### Exercise materials

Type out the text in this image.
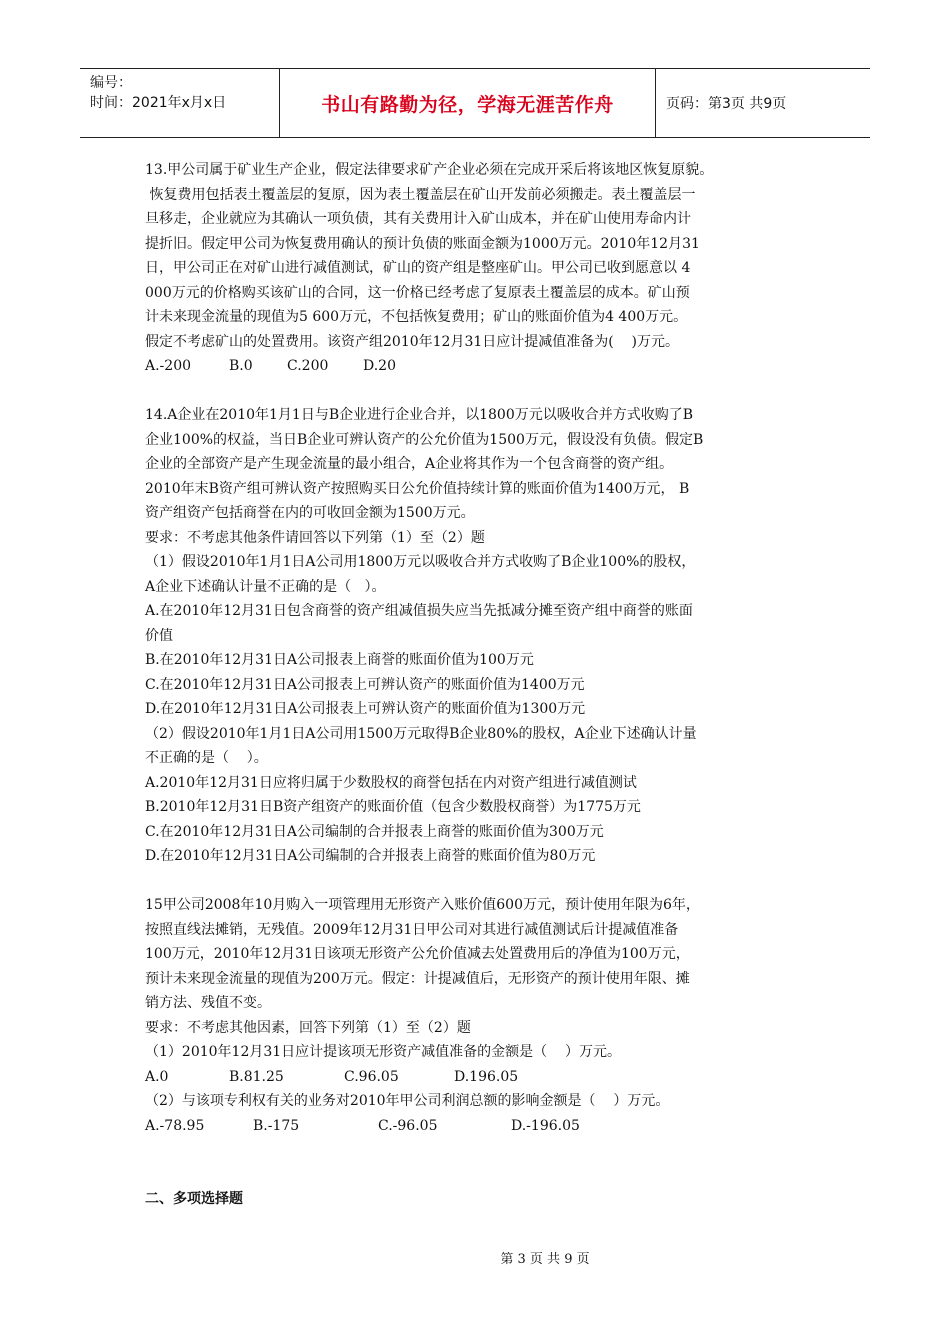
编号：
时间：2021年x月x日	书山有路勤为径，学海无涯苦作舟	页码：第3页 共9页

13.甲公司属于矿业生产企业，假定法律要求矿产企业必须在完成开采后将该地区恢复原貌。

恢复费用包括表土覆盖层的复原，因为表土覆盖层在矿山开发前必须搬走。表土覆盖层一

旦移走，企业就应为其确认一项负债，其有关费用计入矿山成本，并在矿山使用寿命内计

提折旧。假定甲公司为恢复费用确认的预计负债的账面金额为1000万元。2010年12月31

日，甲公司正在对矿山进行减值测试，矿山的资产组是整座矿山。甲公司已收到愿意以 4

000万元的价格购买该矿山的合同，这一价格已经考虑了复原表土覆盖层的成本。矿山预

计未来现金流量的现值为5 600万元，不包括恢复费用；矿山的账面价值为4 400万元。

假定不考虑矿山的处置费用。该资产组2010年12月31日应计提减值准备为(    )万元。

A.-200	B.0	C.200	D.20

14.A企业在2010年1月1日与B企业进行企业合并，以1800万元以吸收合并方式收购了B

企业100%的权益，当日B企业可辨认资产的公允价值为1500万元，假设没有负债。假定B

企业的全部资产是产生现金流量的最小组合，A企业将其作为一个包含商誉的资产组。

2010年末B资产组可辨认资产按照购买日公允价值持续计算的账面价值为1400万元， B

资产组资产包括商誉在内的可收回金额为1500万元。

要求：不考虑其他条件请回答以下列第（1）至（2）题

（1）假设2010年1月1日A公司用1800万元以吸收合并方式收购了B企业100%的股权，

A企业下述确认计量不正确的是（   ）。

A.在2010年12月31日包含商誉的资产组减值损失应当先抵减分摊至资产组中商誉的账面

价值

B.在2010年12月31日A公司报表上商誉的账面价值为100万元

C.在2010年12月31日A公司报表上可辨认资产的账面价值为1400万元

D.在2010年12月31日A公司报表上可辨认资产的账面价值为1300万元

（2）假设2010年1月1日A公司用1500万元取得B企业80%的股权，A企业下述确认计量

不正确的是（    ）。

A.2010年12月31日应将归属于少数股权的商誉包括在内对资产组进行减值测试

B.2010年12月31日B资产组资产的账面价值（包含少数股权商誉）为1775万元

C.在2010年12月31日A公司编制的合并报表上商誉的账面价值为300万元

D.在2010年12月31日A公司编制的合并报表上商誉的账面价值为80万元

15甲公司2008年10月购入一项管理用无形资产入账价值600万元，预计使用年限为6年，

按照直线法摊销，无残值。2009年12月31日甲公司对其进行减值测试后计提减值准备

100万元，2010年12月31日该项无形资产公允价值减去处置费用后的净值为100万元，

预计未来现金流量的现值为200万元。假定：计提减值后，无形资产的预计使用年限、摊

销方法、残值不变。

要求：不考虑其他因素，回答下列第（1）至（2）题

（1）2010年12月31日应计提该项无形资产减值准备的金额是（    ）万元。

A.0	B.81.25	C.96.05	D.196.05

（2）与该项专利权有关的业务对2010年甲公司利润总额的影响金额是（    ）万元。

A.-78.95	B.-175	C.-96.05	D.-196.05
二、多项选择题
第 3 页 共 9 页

### Exercise objective
Restate the entire listing word for word, excluding pictures.

### Full answer
Type out the text in this image.
编号：
时间：2021年x月x日	书山有路勤为径，学海无涯苦作舟	页码：第3页 共9页

13.甲公司属于矿业生产企业，假定法律要求矿产企业必须在完成开采后将该地区恢复原貌。

恢复费用包括表土覆盖层的复原，因为表土覆盖层在矿山开发前必须搬走。表土覆盖层一

旦移走，企业就应为其确认一项负债，其有关费用计入矿山成本，并在矿山使用寿命内计

提折旧。假定甲公司为恢复费用确认的预计负债的账面金额为1000万元。2010年12月31

日，甲公司正在对矿山进行减值测试，矿山的资产组是整座矿山。甲公司已收到愿意以 4

000万元的价格购买该矿山的合同，这一价格已经考虑了复原表土覆盖层的成本。矿山预

计未来现金流量的现值为5 600万元，不包括恢复费用；矿山的账面价值为4 400万元。

假定不考虑矿山的处置费用。该资产组2010年12月31日应计提减值准备为(    )万元。

A.-200	B.0	C.200	D.20

14.A企业在2010年1月1日与B企业进行企业合并，以1800万元以吸收合并方式收购了B

企业100%的权益，当日B企业可辨认资产的公允价值为1500万元，假设没有负债。假定B

企业的全部资产是产生现金流量的最小组合，A企业将其作为一个包含商誉的资产组。

2010年末B资产组可辨认资产按照购买日公允价值持续计算的账面价值为1400万元， B

资产组资产包括商誉在内的可收回金额为1500万元。

要求：不考虑其他条件请回答以下列第（1）至（2）题

（1）假设2010年1月1日A公司用1800万元以吸收合并方式收购了B企业100%的股权，

A企业下述确认计量不正确的是（   ）。

A.在2010年12月31日包含商誉的资产组减值损失应当先抵减分摊至资产组中商誉的账面

价值

B.在2010年12月31日A公司报表上商誉的账面价值为100万元

C.在2010年12月31日A公司报表上可辨认资产的账面价值为1400万元

D.在2010年12月31日A公司报表上可辨认资产的账面价值为1300万元

（2）假设2010年1月1日A公司用1500万元取得B企业80%的股权，A企业下述确认计量

不正确的是（    ）。

A.2010年12月31日应将归属于少数股权的商誉包括在内对资产组进行减值测试

B.2010年12月31日B资产组资产的账面价值（包含少数股权商誉）为1775万元

C.在2010年12月31日A公司编制的合并报表上商誉的账面价值为300万元

D.在2010年12月31日A公司编制的合并报表上商誉的账面价值为80万元

15甲公司2008年10月购入一项管理用无形资产入账价值600万元，预计使用年限为6年，

按照直线法摊销，无残值。2009年12月31日甲公司对其进行减值测试后计提减值准备

100万元，2010年12月31日该项无形资产公允价值减去处置费用后的净值为100万元，

预计未来现金流量的现值为200万元。假定：计提减值后，无形资产的预计使用年限、摊

销方法、残值不变。

要求：不考虑其他因素，回答下列第（1）至（2）题

（1）2010年12月31日应计提该项无形资产减值准备的金额是（    ）万元。

A.0	B.81.25	C.96.05	D.196.05

（2）与该项专利权有关的业务对2010年甲公司利润总额的影响金额是（    ）万元。

A.-78.95	B.-175	C.-96.05	D.-196.05
二、多项选择题
第 3 页 共 9 页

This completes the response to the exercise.